▶ [Work instructions] Below are some records. Copy every line in them that holds "Organ".

•••

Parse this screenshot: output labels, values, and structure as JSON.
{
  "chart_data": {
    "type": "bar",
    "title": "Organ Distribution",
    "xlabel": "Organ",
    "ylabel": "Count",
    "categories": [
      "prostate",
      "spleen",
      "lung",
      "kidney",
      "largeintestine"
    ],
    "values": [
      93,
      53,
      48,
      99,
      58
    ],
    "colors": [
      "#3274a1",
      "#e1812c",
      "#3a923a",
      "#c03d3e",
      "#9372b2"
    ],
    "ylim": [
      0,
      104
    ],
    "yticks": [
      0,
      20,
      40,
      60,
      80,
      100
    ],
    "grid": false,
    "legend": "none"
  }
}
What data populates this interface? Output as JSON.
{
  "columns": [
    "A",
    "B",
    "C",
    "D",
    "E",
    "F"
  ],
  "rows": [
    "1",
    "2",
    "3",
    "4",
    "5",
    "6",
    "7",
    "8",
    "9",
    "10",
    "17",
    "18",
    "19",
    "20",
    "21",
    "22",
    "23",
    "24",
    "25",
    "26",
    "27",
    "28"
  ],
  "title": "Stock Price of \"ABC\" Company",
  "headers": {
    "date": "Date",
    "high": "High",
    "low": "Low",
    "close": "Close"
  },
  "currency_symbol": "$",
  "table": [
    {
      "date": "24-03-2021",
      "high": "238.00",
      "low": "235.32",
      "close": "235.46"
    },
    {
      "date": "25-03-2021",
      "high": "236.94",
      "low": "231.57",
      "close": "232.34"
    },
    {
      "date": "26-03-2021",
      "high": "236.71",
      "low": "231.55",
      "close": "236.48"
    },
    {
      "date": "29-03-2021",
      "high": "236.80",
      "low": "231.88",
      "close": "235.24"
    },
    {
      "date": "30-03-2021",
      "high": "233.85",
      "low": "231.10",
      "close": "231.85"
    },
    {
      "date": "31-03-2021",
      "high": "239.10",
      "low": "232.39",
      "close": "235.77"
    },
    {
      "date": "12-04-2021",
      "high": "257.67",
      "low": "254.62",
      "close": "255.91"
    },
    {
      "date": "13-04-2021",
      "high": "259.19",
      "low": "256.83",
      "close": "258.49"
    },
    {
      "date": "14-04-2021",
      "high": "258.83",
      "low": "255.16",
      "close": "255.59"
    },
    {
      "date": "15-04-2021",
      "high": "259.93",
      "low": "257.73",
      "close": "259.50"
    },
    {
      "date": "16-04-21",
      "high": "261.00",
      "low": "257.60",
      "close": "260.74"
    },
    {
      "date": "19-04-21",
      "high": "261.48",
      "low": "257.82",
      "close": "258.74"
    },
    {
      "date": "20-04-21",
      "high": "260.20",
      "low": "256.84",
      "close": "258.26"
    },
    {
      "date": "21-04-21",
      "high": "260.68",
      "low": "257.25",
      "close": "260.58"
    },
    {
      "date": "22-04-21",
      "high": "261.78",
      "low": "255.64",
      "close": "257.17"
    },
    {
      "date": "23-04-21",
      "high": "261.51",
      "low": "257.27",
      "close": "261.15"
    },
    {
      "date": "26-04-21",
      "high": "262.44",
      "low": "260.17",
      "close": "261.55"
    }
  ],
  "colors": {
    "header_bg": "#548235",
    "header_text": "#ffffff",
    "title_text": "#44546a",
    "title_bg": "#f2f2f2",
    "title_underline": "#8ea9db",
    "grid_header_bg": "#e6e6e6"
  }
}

•••

▶ [Response for this exercise]
    "title": "Organ Distribution",
    "xlabel": "Organ",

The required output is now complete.